Your goal -> Search the material for "number" and show all lines that contain it.

Extracted records ->

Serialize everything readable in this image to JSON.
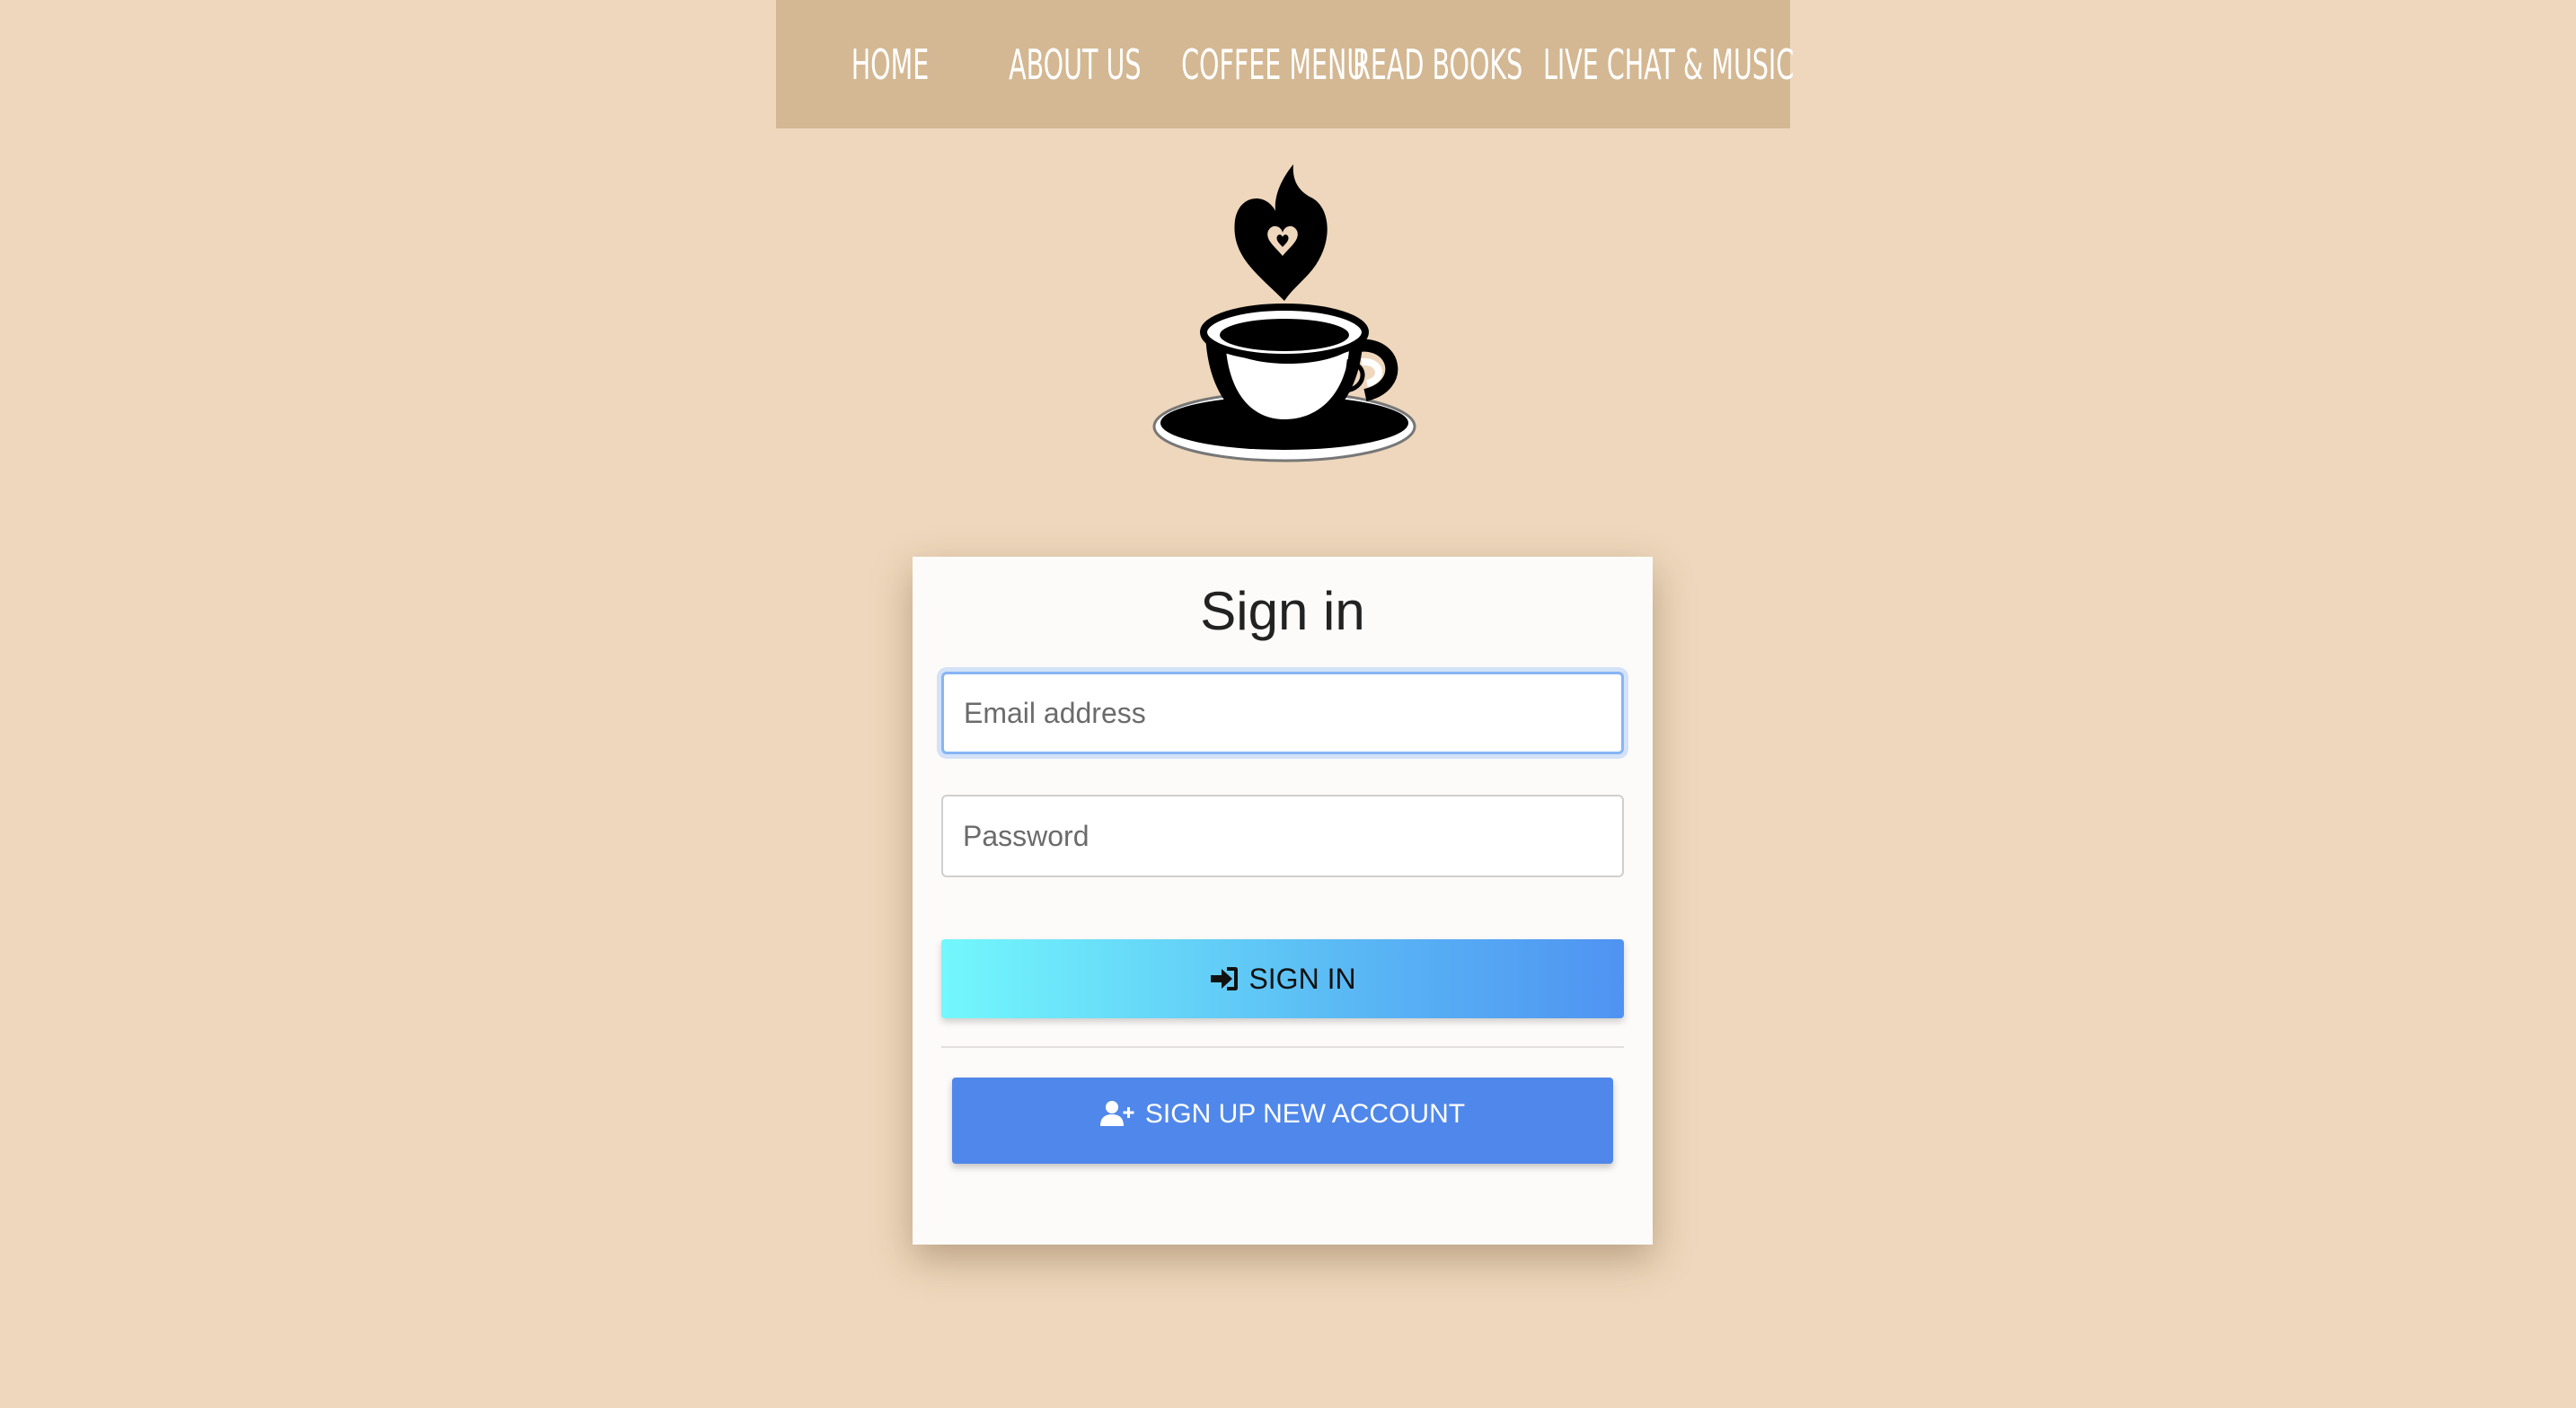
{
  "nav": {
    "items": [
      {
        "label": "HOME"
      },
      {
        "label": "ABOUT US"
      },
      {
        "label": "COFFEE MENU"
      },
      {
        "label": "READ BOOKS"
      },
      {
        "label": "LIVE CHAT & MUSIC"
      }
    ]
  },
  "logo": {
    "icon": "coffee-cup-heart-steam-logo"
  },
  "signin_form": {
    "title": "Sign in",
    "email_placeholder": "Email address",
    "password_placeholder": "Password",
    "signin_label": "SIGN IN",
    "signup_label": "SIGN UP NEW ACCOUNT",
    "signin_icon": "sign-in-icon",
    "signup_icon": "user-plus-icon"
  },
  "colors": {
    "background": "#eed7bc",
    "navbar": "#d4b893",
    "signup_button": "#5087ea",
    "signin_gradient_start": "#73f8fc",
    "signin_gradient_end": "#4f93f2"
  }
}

--

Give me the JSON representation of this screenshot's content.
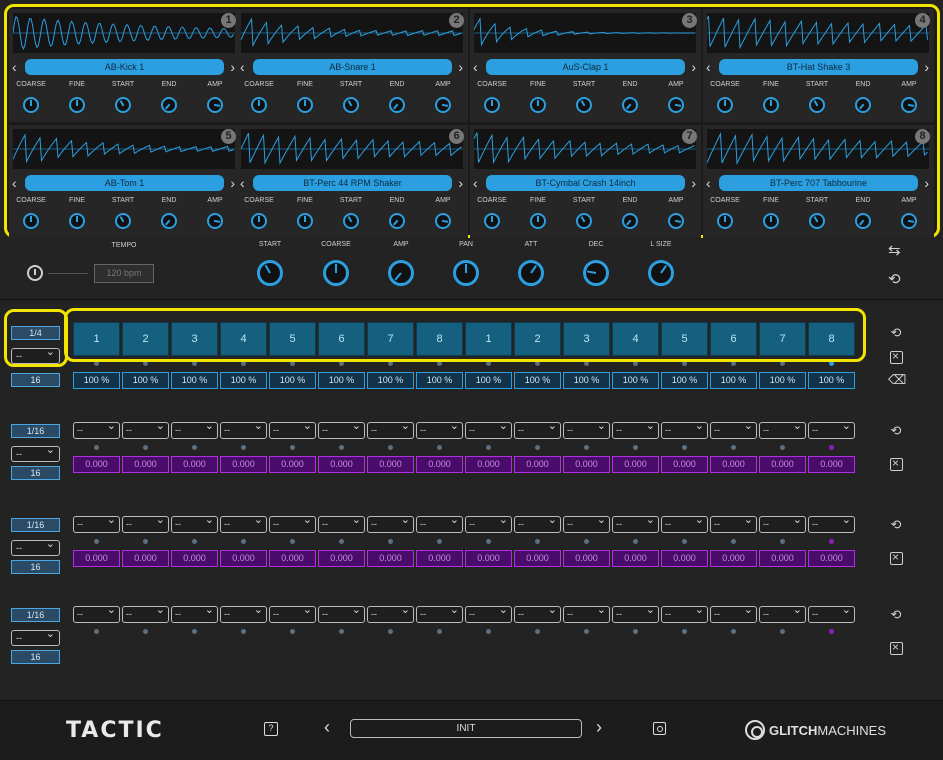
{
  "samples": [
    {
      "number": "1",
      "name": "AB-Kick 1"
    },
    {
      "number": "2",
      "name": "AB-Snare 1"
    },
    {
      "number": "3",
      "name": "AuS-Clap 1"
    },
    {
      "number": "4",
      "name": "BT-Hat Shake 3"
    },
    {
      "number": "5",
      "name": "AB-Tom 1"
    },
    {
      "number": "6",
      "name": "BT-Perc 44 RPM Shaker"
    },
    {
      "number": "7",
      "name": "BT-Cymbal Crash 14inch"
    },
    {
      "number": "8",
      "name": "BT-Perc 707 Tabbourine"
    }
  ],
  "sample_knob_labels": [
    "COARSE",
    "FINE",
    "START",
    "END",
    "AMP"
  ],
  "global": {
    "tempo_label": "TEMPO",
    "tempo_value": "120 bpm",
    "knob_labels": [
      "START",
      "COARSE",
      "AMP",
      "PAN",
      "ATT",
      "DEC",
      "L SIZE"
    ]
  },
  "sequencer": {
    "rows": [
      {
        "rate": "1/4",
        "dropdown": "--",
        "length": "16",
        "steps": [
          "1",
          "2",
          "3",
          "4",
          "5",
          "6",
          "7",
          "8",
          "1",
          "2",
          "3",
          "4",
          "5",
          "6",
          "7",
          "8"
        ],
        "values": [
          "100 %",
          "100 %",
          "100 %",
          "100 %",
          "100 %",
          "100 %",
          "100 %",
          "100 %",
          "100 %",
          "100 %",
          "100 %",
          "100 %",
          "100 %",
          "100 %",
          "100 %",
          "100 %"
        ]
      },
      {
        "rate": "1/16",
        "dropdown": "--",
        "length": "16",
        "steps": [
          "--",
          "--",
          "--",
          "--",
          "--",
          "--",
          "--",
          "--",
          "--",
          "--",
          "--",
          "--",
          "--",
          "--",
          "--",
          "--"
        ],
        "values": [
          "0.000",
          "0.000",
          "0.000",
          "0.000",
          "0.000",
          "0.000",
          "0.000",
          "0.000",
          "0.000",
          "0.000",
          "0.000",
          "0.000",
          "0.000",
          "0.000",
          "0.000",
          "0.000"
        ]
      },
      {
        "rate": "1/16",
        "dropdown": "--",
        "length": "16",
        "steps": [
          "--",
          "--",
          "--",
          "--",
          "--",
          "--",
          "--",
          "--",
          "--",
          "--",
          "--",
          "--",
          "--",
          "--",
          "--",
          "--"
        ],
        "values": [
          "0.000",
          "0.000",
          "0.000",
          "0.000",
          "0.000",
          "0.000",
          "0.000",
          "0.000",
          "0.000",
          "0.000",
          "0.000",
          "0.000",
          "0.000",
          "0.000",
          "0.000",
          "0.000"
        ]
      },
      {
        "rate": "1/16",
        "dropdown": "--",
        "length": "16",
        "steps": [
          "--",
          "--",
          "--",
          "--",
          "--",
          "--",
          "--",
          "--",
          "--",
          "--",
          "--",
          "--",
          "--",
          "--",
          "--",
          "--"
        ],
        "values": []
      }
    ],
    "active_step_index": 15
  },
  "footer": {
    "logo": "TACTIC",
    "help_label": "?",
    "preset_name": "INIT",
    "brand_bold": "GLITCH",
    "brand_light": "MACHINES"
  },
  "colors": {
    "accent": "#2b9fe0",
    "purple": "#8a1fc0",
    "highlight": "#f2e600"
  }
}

Response ->
      "number": "1",
      "number": "2",
      "number": "3",
      "number": "4",
      "number": "5",
      "number": "6",
      "number": "7",
      "number": "8",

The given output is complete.